_DIRECTIVE_: Please quote every entry below word for word, omitting the pictures.

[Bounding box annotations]
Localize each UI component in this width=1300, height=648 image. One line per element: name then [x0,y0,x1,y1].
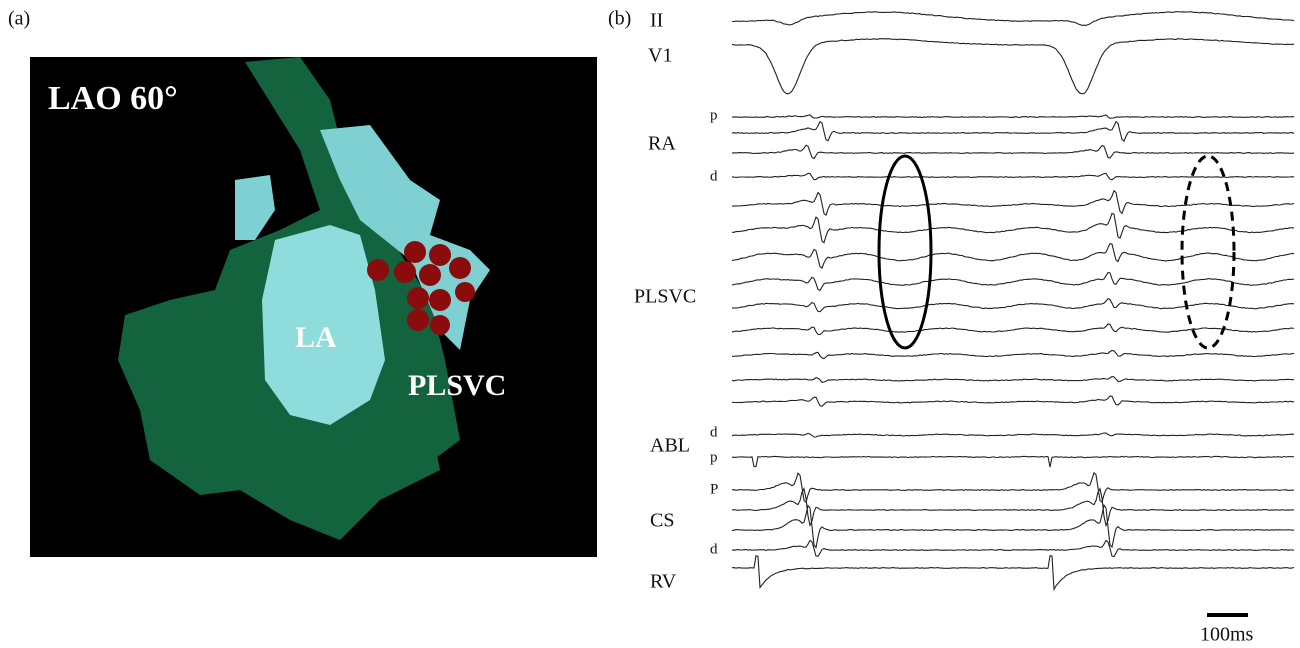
ecg-trace [731,298,1295,313]
channel-label: RA [648,133,676,155]
view-label: LAO 60° [48,80,178,117]
ecg-trace [731,323,1295,336]
cyan-structure [235,175,275,240]
highlight-ellipse [1180,154,1236,350]
ecg-trace [731,539,1295,558]
highlight-ellipse [877,154,933,350]
ecg-trace [731,242,1295,269]
channel-label: V1 [648,45,672,67]
ecg-trace [731,503,1294,549]
ecg-trace [731,395,1295,407]
traces [731,11,1295,592]
panel-label: (b) [608,8,631,30]
panel-label: (a) [8,8,30,30]
ecg-trace [731,554,1295,592]
ecg-trace [731,172,1295,181]
pole-label: d [710,541,718,557]
pole-label: d [710,424,718,440]
channel-label: II [650,10,663,32]
scale-bar-label: 100ms [1200,624,1254,646]
ecg-trace [731,376,1295,384]
channel-label: PLSVC [634,286,696,308]
pole-label: P [710,481,718,497]
ecg-trace [732,114,1295,119]
ecg-trace [731,189,1295,216]
ecg-trace [732,349,1295,360]
ecg-trace [731,120,1295,143]
ecg-trace [732,212,1295,244]
channel-label: CS [650,510,674,532]
ablation-points [367,241,475,335]
pole-label: p [710,449,718,465]
map-3d: LAO 60° LA PLSVC [30,57,597,557]
channel-label: ABL [650,435,690,457]
left-atrium [262,225,385,425]
green-structure [420,360,460,470]
ecg-trace [732,11,1295,26]
ecg-trace [731,271,1295,291]
structure-label: LA [295,321,337,354]
structure-label: PLSVC [408,369,506,402]
ecg-trace [731,455,1295,468]
ecg-trace [731,38,1295,95]
pole-label: d [710,168,718,184]
ecg-trace [731,487,1295,528]
ecg-trace [731,432,1295,438]
pole-label: p [710,107,718,123]
channel-label: RV [650,571,677,593]
ecg-trace [731,471,1294,504]
ecg-trace [731,144,1295,160]
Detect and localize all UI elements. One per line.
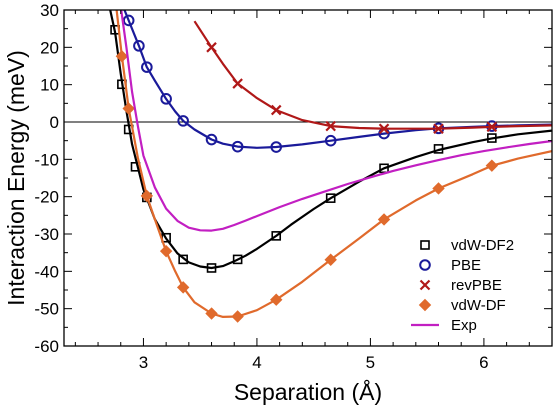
data-point-vdw-df2 — [178, 254, 188, 265]
data-point-vdw-df2 — [487, 133, 497, 143]
data-point-revpbe — [433, 123, 444, 134]
legend-swatch-revpbe — [419, 279, 431, 291]
data-point-vdw-df2 — [433, 144, 444, 154]
data-point-pbe — [324, 134, 337, 147]
legend-item-pbe: PBE — [419, 257, 481, 274]
series-line-vdw-df2 — [109, 10, 552, 270]
data-point-vdw-df — [324, 253, 337, 266]
data-point-pbe — [205, 133, 218, 146]
series-line-revpbe — [193, 20, 552, 130]
series-line-vdw-df — [115, 10, 552, 318]
data-point-revpbe — [232, 78, 243, 89]
data-point-revpbe — [486, 121, 498, 133]
data-point-revpbe — [378, 123, 390, 134]
legend-item-vdw-df2: vdW-DF2 — [420, 237, 514, 254]
data-point-pbe — [141, 61, 153, 73]
data-point-vdw-df2 — [206, 263, 217, 273]
data-point-vdw-df — [176, 281, 190, 294]
data-point-vdw-df — [140, 189, 154, 203]
x-tick-label: 3 — [139, 353, 148, 372]
legend-label-vdw-df: vdW-DF — [451, 297, 506, 314]
legend-label-vdw-df2: vdW-DF2 — [451, 237, 514, 254]
legend: vdW-DF2 PBE revPBE vdW-DF Exp — [411, 237, 514, 334]
y-tick-label: 10 — [40, 76, 59, 95]
data-point-vdw-df — [377, 213, 391, 226]
legend-item-revpbe: revPBE — [419, 277, 502, 294]
x-tick-label: 5 — [366, 353, 375, 372]
data-point-pbe — [133, 40, 145, 52]
y-tick-label: -10 — [34, 150, 59, 169]
data-point-revpbe — [325, 120, 336, 132]
data-point-vdw-df2 — [271, 231, 282, 241]
data-point-vdw-df — [231, 310, 244, 323]
y-tick-label: 0 — [50, 113, 59, 132]
y-tick-label: -40 — [34, 262, 59, 281]
series-layer — [64, 10, 552, 323]
series-vdw-df — [115, 10, 552, 323]
data-point-vdw-df — [122, 102, 135, 115]
data-point-pbe — [231, 140, 244, 153]
legend-label-pbe: PBE — [451, 257, 481, 274]
data-point-vdw-df — [115, 50, 129, 63]
y-tick-label: -60 — [34, 337, 59, 356]
y-tick-label: -20 — [34, 188, 59, 207]
data-point-revpbe — [270, 104, 282, 116]
series-vdw-df2 — [109, 10, 552, 273]
series-revpbe — [193, 20, 552, 134]
x-axis-title: Separation (Å) — [234, 378, 382, 405]
y-tick-label: -30 — [34, 225, 59, 244]
data-point-pbe — [270, 141, 283, 153]
series-line-exp — [120, 10, 552, 232]
y-axis-title: Interaction Energy (meV) — [3, 50, 29, 306]
data-point-vdw-df — [205, 307, 218, 320]
plot-frame — [63, 9, 553, 347]
data-point-revpbe — [206, 42, 217, 53]
data-point-pbe — [177, 115, 189, 127]
x-tick-label: 6 — [479, 353, 488, 372]
data-point-pbe — [122, 14, 135, 27]
legend-swatch-vdw-df2 — [420, 240, 430, 250]
legend-label-exp: Exp — [451, 317, 477, 334]
legend-swatch-pbe — [419, 259, 431, 271]
data-point-vdw-df2 — [325, 193, 336, 203]
data-point-vdw-df — [159, 244, 173, 258]
data-point-vdw-df — [270, 293, 283, 306]
legend-swatch-vdw-df — [418, 298, 432, 312]
data-point-pbe — [160, 93, 172, 105]
data-point-vdw-df2 — [379, 163, 389, 174]
data-point-vdw-df2 — [232, 254, 243, 265]
y-tick-label: 20 — [40, 38, 59, 57]
axis-layer: 3 4 5 6 -60 -50 -40 -30 -20 -10 0 10 20 30 — [34, 1, 552, 372]
y-tick-label: 30 — [40, 1, 59, 20]
data-point-vdw-df — [485, 159, 499, 172]
legend-label-revpbe: revPBE — [451, 277, 502, 294]
legend-item-vdw-df: vdW-DF — [418, 297, 506, 314]
data-point-vdw-df — [432, 182, 445, 195]
series-exp — [120, 10, 552, 232]
x-tick-label: 4 — [252, 353, 261, 372]
legend-item-exp: Exp — [411, 317, 477, 334]
y-tick-label: -50 — [34, 300, 59, 319]
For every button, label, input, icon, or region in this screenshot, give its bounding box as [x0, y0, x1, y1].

_ANSWER TO THE PROBLEM_:
Localize each UI component in this width=1300, height=648 image. One line per element: name then [x0,y0,x1,y1].
ecg-trace [731,298,1295,313]
channel-label: RA [648,133,676,155]
view-label: LAO 60° [48,80,178,117]
ecg-trace [731,323,1295,336]
cyan-structure [235,175,275,240]
highlight-ellipse [1180,154,1236,350]
ecg-trace [731,539,1295,558]
highlight-ellipse [877,154,933,350]
ecg-trace [731,242,1295,269]
channel-label: V1 [648,45,672,67]
ecg-trace [731,503,1294,549]
ecg-trace [731,395,1295,407]
traces [731,11,1295,592]
panel-label: (b) [608,8,631,30]
panel-label: (a) [8,8,30,30]
ecg-trace [731,554,1295,592]
ecg-trace [731,172,1295,181]
pole-label: d [710,541,718,557]
pole-label: d [710,424,718,440]
channel-label: II [650,10,663,32]
scale-bar-label: 100ms [1200,624,1254,646]
ecg-trace [731,376,1295,384]
channel-label: PLSVC [634,286,696,308]
pole-label: P [710,481,718,497]
ecg-trace [732,114,1295,119]
ecg-trace [731,189,1295,216]
ecg-trace [732,349,1295,360]
ecg-trace [731,120,1295,143]
ecg-trace [732,212,1295,244]
channel-label: CS [650,510,674,532]
ablation-points [367,241,475,335]
pole-label: p [710,449,718,465]
map-3d: LAO 60° LA PLSVC [30,57,597,557]
channel-label: ABL [650,435,690,457]
left-atrium [262,225,385,425]
green-structure [420,360,460,470]
ecg-trace [732,11,1295,26]
ecg-trace [731,271,1295,291]
structure-label: LA [295,321,337,354]
structure-label: PLSVC [408,369,506,402]
ecg-trace [731,455,1295,468]
ecg-trace [731,38,1295,95]
pole-label: d [710,168,718,184]
ecg-trace [731,487,1295,528]
ecg-trace [731,432,1295,438]
pole-label: p [710,107,718,123]
channel-label: RV [650,571,677,593]
ecg-trace [731,471,1294,504]
ecg-trace [731,144,1295,160]
Detect and localize all UI elements. One per line.
data-point-vdw-df2 — [178, 254, 188, 265]
data-point-vdw-df2 — [487, 133, 497, 143]
data-point-revpbe — [433, 123, 444, 134]
legend-swatch-revpbe — [419, 279, 431, 291]
data-point-vdw-df2 — [433, 144, 444, 154]
data-point-pbe — [324, 134, 337, 147]
legend-item-pbe: PBE — [419, 257, 481, 274]
series-line-vdw-df2 — [109, 10, 552, 270]
data-point-vdw-df — [324, 253, 337, 266]
data-point-pbe — [205, 133, 218, 146]
series-line-revpbe — [193, 20, 552, 130]
series-line-vdw-df — [115, 10, 552, 318]
data-point-revpbe — [232, 78, 243, 89]
data-point-revpbe — [486, 121, 498, 133]
data-point-revpbe — [378, 123, 390, 134]
legend-item-vdw-df2: vdW-DF2 — [420, 237, 514, 254]
data-point-pbe — [141, 61, 153, 73]
data-point-vdw-df2 — [206, 263, 217, 273]
data-point-vdw-df — [176, 281, 190, 294]
data-point-vdw-df — [140, 189, 154, 203]
x-tick-label: 3 — [139, 353, 148, 372]
legend-label-vdw-df: vdW-DF — [451, 297, 506, 314]
legend-label-vdw-df2: vdW-DF2 — [451, 237, 514, 254]
legend: vdW-DF2 PBE revPBE vdW-DF Exp — [411, 237, 514, 334]
y-tick-label: 10 — [40, 76, 59, 95]
data-point-vdw-df — [377, 213, 391, 226]
legend-item-revpbe: revPBE — [419, 277, 502, 294]
x-tick-label: 5 — [366, 353, 375, 372]
data-point-pbe — [133, 40, 145, 52]
y-tick-label: -10 — [34, 150, 59, 169]
data-point-revpbe — [325, 120, 336, 132]
data-point-vdw-df2 — [271, 231, 282, 241]
data-point-vdw-df — [231, 310, 244, 323]
y-tick-label: 0 — [50, 113, 59, 132]
y-tick-label: -40 — [34, 262, 59, 281]
series-layer — [64, 10, 552, 323]
series-vdw-df — [115, 10, 552, 323]
data-point-vdw-df — [122, 102, 135, 115]
data-point-pbe — [231, 140, 244, 153]
legend-label-pbe: PBE — [451, 257, 481, 274]
data-point-vdw-df — [115, 50, 129, 63]
y-tick-label: -60 — [34, 337, 59, 356]
y-tick-label: -20 — [34, 188, 59, 207]
data-point-revpbe — [270, 104, 282, 116]
series-vdw-df2 — [109, 10, 552, 273]
series-revpbe — [193, 20, 552, 134]
x-axis-title: Separation (Å) — [234, 378, 382, 405]
y-tick-label: -30 — [34, 225, 59, 244]
data-point-pbe — [270, 141, 283, 153]
series-line-exp — [120, 10, 552, 232]
y-axis-title: Interaction Energy (meV) — [3, 50, 29, 306]
data-point-vdw-df — [205, 307, 218, 320]
plot-frame — [63, 9, 553, 347]
data-point-revpbe — [206, 42, 217, 53]
data-point-pbe — [177, 115, 189, 127]
x-tick-label: 6 — [479, 353, 488, 372]
data-point-pbe — [122, 14, 135, 27]
legend-swatch-vdw-df2 — [420, 240, 430, 250]
legend-label-exp: Exp — [451, 317, 477, 334]
legend-swatch-pbe — [419, 259, 431, 271]
data-point-vdw-df2 — [325, 193, 336, 203]
data-point-vdw-df — [159, 244, 173, 258]
data-point-vdw-df — [270, 293, 283, 306]
legend-swatch-vdw-df — [418, 298, 432, 312]
data-point-pbe — [160, 93, 172, 105]
data-point-vdw-df2 — [379, 163, 389, 174]
data-point-vdw-df2 — [232, 254, 243, 265]
y-tick-label: 20 — [40, 38, 59, 57]
axis-layer: 3 4 5 6 -60 -50 -40 -30 -20 -10 0 10 20 30 — [34, 1, 552, 372]
y-tick-label: 30 — [40, 1, 59, 20]
data-point-vdw-df — [485, 159, 499, 172]
legend-label-revpbe: revPBE — [451, 277, 502, 294]
legend-item-vdw-df: vdW-DF — [418, 297, 506, 314]
data-point-vdw-df — [432, 182, 445, 195]
series-exp — [120, 10, 552, 232]
x-tick-label: 4 — [252, 353, 261, 372]
legend-item-exp: Exp — [411, 317, 477, 334]
y-tick-label: -50 — [34, 300, 59, 319]
For every button, label, input, icon, or region in this screenshot, give its bounding box as [x0, y0, x1, y1].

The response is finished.